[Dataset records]

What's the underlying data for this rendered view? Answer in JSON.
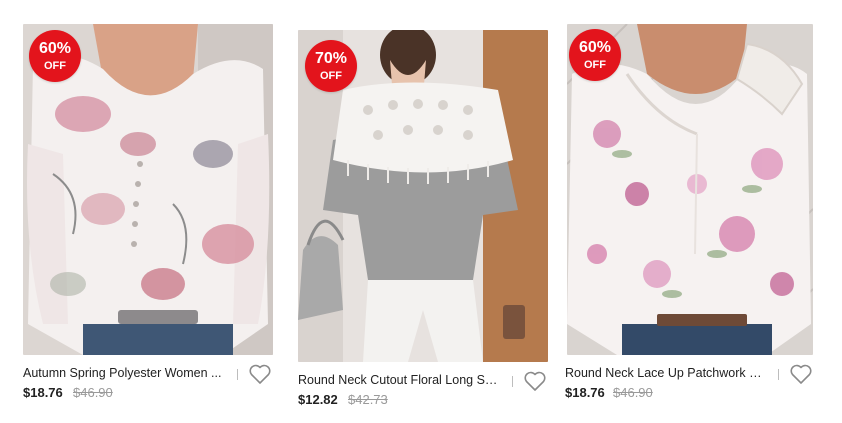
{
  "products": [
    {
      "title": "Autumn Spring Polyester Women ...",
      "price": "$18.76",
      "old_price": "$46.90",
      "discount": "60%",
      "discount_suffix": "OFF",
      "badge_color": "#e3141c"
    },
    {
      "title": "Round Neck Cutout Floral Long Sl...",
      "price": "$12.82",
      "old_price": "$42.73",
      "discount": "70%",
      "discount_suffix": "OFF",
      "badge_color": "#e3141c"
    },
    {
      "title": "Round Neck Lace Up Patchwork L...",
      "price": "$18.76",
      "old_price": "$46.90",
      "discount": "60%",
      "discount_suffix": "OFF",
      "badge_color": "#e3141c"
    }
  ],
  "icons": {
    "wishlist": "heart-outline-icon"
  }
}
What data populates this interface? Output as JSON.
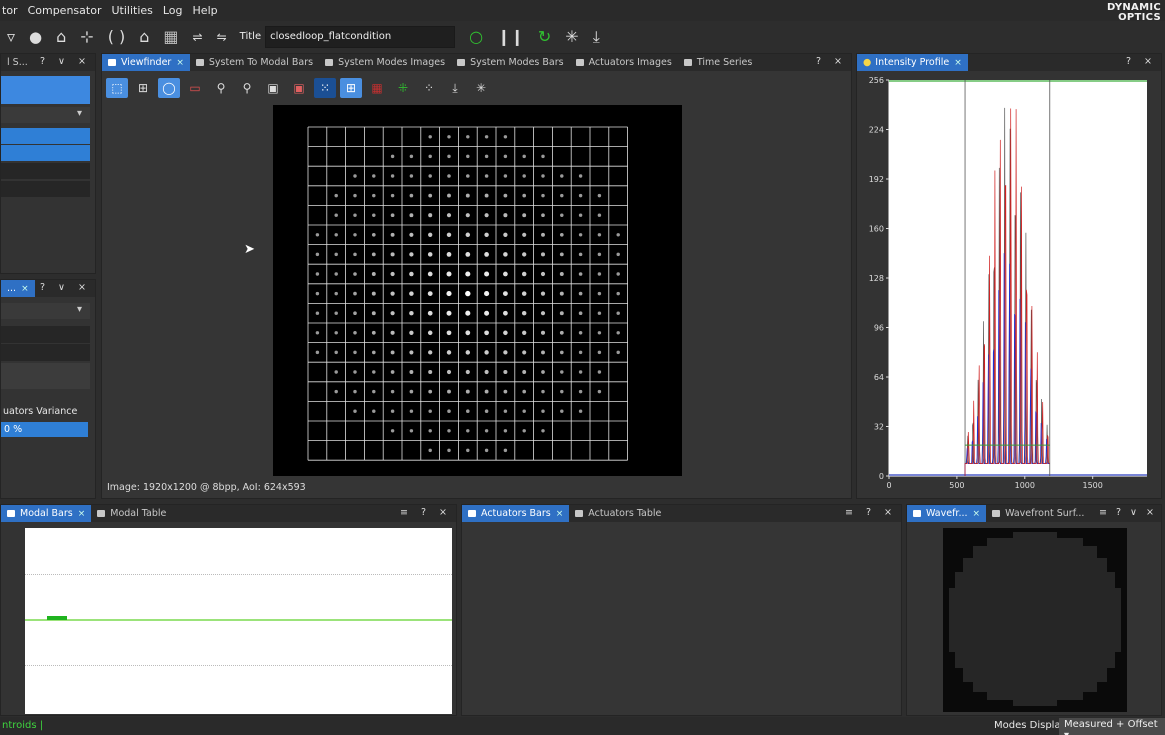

---

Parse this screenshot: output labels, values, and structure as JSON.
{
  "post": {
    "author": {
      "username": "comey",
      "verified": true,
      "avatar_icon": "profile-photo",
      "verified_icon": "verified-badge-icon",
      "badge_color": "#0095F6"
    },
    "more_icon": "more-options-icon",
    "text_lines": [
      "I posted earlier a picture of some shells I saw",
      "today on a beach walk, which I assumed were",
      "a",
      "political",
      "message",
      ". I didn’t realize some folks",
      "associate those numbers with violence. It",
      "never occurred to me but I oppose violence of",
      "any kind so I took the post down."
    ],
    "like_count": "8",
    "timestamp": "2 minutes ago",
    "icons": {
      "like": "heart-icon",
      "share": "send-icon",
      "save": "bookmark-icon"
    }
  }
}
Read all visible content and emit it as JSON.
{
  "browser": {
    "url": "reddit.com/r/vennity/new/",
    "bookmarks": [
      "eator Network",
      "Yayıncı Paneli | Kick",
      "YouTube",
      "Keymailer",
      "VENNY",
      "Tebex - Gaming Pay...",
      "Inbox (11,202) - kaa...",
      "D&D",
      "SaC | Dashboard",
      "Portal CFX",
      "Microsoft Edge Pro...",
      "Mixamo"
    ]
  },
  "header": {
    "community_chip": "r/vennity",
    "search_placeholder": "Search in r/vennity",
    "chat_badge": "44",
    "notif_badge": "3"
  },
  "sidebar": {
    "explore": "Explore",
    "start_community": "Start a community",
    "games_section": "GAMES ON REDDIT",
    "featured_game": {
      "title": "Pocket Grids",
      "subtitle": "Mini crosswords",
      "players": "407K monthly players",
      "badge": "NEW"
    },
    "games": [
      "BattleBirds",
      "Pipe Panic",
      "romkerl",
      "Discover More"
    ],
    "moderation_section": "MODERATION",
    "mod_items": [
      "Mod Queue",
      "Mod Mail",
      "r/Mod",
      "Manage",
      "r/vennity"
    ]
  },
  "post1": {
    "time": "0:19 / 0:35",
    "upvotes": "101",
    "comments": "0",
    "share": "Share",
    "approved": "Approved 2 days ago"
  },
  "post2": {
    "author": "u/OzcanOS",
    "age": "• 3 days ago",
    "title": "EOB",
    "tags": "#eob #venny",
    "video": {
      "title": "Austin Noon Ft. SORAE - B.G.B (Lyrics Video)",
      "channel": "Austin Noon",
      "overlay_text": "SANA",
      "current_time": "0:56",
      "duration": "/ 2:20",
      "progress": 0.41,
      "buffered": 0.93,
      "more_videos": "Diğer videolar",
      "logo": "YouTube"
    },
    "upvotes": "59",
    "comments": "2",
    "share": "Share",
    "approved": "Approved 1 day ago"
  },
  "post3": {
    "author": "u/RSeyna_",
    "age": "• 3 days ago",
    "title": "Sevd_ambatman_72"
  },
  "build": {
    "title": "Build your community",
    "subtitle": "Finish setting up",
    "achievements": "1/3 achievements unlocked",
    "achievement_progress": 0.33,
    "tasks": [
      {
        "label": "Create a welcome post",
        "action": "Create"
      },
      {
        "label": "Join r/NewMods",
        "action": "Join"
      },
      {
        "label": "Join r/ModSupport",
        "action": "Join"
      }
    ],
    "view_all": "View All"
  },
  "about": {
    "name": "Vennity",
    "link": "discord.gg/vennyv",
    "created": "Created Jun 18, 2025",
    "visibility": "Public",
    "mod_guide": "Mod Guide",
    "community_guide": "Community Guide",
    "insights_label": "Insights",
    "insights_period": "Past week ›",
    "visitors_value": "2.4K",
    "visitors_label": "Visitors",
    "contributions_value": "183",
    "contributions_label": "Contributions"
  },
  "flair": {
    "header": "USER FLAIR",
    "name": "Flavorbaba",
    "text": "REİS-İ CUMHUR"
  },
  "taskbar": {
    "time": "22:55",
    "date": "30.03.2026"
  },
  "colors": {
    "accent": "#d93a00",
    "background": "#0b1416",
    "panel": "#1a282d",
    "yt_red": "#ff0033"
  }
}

Task details:
Go back to the listing above and reproduce, exactly, the stretch from the line bearing "What's the underlying" through the line bearing "What data populates", without its pictures.

Expected output:
What's the underlying data for this rendered view? Answer in JSON.
{
  "products": [
    {
      "title": "Autumn Spring Polyester Women ...",
      "price": "$18.76",
      "old_price": "$46.90",
      "discount": "60%",
      "discount_suffix": "OFF",
      "badge_color": "#e3141c"
    },
    {
      "title": "Round Neck Cutout Floral Long Sl...",
      "price": "$12.82",
      "old_price": "$42.73",
      "discount": "70%",
      "discount_suffix": "OFF",
      "badge_color": "#e3141c"
    },
    {
      "title": "Round Neck Lace Up Patchwork L...",
      "price": "$18.76",
      "old_price": "$46.90",
      "discount": "60%",
      "discount_suffix": "OFF",
      "badge_color": "#e3141c"
    }
  ],
  "icons": {
    "wishlist": "heart-outline-icon"
  }
}
What data populates this interface? Output as JSON.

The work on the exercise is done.